--- DATA LISTING ---

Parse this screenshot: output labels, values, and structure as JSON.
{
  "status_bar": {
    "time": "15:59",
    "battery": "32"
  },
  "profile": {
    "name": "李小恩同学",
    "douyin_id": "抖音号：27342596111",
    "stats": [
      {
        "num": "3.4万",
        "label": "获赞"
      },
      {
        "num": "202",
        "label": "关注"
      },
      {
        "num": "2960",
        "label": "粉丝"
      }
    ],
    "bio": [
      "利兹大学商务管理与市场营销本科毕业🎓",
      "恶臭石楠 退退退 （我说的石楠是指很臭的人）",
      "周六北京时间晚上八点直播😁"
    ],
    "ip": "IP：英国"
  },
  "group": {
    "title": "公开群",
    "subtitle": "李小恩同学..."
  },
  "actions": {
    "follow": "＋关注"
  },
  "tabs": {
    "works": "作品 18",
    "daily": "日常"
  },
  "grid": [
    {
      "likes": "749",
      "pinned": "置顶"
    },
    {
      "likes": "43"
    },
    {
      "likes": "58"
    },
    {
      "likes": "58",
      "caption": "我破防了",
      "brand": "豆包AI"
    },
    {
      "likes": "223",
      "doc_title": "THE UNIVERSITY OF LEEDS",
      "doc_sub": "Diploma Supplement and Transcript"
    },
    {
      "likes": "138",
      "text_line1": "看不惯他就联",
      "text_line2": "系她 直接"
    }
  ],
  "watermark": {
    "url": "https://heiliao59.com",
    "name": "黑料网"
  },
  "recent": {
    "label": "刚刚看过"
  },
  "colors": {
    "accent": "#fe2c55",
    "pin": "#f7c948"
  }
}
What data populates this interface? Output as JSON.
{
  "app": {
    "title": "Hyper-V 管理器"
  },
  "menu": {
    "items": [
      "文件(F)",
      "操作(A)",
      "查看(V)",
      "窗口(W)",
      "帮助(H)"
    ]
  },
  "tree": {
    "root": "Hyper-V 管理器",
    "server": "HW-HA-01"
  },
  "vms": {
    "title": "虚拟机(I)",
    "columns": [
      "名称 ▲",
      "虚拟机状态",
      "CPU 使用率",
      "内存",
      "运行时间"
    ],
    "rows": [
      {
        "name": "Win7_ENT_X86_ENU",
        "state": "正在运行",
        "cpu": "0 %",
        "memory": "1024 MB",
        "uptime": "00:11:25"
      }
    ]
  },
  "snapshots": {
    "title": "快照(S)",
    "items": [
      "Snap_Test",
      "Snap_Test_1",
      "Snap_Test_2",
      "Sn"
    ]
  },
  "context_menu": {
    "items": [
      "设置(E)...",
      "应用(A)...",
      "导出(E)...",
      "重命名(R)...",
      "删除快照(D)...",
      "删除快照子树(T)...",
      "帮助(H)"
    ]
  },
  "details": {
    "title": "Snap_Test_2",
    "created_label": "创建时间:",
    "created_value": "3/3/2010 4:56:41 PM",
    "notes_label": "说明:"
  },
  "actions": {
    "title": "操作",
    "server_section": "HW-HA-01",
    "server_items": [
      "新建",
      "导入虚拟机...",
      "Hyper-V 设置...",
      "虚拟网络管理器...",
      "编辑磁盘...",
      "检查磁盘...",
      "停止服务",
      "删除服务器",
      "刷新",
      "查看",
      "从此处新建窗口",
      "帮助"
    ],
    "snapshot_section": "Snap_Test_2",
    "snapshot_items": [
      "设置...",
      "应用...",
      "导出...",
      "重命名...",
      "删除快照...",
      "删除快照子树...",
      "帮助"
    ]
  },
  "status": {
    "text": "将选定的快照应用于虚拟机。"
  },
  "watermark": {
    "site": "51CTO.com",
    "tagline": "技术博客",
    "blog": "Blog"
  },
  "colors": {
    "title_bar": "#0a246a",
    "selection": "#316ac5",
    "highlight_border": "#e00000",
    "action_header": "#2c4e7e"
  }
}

---

## WHAT NEEDS TO BE DONE
Output the line containing "What data populates" and all lines after it to the end of the records, exactly as given.

## RESULT
What data populates this interface? Output as JSON.
{
  "app": {
    "title": "Hyper-V 管理器"
  },
  "menu": {
    "items": [
      "文件(F)",
      "操作(A)",
      "查看(V)",
      "窗口(W)",
      "帮助(H)"
    ]
  },
  "tree": {
    "root": "Hyper-V 管理器",
    "server": "HW-HA-01"
  },
  "vms": {
    "title": "虚拟机(I)",
    "columns": [
      "名称 ▲",
      "虚拟机状态",
      "CPU 使用率",
      "内存",
      "运行时间"
    ],
    "rows": [
      {
        "name": "Win7_ENT_X86_ENU",
        "state": "正在运行",
        "cpu": "0 %",
        "memory": "1024 MB",
        "uptime": "00:11:25"
      }
    ]
  },
  "snapshots": {
    "title": "快照(S)",
    "items": [
      "Snap_Test",
      "Snap_Test_1",
      "Snap_Test_2",
      "Sn"
    ]
  },
  "context_menu": {
    "items": [
      "设置(E)...",
      "应用(A)...",
      "导出(E)...",
      "重命名(R)...",
      "删除快照(D)...",
      "删除快照子树(T)...",
      "帮助(H)"
    ]
  },
  "details": {
    "title": "Snap_Test_2",
    "created_label": "创建时间:",
    "created_value": "3/3/2010 4:56:41 PM",
    "notes_label": "说明:"
  },
  "actions": {
    "title": "操作",
    "server_section": "HW-HA-01",
    "server_items": [
      "新建",
      "导入虚拟机...",
      "Hyper-V 设置...",
      "虚拟网络管理器...",
      "编辑磁盘...",
      "检查磁盘...",
      "停止服务",
      "删除服务器",
      "刷新",
      "查看",
      "从此处新建窗口",
      "帮助"
    ],
    "snapshot_section": "Snap_Test_2",
    "snapshot_items": [
      "设置...",
      "应用...",
      "导出...",
      "重命名...",
      "删除快照...",
      "删除快照子树...",
      "帮助"
    ]
  },
  "status": {
    "text": "将选定的快照应用于虚拟机。"
  },
  "watermark": {
    "site": "51CTO.com",
    "tagline": "技术博客",
    "blog": "Blog"
  },
  "colors": {
    "title_bar": "#0a246a",
    "selection": "#316ac5",
    "highlight_border": "#e00000",
    "action_header": "#2c4e7e"
  }
}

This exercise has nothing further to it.